_Work required_
Wherever the string "make" occurs in a line of these records, report that line.

— start of Material to process —

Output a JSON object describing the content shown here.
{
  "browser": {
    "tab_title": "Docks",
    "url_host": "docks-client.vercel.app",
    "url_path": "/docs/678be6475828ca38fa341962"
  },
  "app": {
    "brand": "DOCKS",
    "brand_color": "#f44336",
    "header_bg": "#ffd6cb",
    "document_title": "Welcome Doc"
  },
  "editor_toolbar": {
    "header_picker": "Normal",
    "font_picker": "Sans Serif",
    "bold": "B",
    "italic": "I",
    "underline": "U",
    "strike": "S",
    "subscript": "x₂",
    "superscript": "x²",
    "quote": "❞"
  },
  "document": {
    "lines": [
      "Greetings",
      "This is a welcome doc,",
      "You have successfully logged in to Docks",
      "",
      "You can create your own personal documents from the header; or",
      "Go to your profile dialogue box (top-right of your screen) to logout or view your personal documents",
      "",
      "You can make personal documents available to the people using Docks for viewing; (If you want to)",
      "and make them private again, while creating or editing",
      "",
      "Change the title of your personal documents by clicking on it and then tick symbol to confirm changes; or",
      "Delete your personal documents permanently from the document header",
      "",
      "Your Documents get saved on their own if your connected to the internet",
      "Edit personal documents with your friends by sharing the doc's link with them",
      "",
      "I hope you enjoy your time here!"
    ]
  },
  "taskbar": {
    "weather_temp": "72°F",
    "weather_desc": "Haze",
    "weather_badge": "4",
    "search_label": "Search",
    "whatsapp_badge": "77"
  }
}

— end of Material to process —
— start of Material to process —

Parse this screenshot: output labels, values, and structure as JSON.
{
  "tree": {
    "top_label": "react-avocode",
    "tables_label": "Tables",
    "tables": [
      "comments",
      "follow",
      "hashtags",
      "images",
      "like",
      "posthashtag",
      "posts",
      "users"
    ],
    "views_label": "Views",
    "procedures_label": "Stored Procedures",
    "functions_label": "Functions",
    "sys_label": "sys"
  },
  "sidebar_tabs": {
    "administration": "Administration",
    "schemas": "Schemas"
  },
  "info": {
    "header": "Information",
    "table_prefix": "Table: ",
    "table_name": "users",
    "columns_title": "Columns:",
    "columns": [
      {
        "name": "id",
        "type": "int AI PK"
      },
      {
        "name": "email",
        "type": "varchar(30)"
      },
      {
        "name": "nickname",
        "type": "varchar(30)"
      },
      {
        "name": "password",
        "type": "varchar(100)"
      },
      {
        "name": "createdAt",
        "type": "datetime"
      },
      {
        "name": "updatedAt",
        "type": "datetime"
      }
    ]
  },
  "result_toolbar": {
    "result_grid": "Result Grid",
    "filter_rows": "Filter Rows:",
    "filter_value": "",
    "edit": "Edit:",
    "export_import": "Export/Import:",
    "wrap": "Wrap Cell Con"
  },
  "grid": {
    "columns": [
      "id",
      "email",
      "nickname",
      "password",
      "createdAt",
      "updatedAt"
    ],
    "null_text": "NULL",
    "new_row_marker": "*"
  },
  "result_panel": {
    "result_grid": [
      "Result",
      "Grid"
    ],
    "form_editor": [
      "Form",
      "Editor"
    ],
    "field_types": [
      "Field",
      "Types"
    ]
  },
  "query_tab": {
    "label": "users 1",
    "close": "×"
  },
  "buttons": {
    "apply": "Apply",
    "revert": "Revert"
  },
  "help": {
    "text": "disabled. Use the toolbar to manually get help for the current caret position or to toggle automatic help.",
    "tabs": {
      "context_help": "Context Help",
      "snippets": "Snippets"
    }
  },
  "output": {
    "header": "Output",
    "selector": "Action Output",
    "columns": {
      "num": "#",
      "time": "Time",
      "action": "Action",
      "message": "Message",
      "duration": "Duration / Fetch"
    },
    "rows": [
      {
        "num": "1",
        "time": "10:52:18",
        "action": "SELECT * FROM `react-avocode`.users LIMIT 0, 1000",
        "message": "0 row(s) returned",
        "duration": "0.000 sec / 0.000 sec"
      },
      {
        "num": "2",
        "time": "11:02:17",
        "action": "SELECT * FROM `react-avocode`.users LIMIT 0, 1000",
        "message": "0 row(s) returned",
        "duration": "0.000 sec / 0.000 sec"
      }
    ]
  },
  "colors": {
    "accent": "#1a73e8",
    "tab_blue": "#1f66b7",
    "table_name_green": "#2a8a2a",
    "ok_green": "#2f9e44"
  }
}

— end of Material to process —

_Solution for this exercise_
      "You can make personal documents available to the people using Docks for viewing; (If you want to)",
      "and make them private again, while creating or editing",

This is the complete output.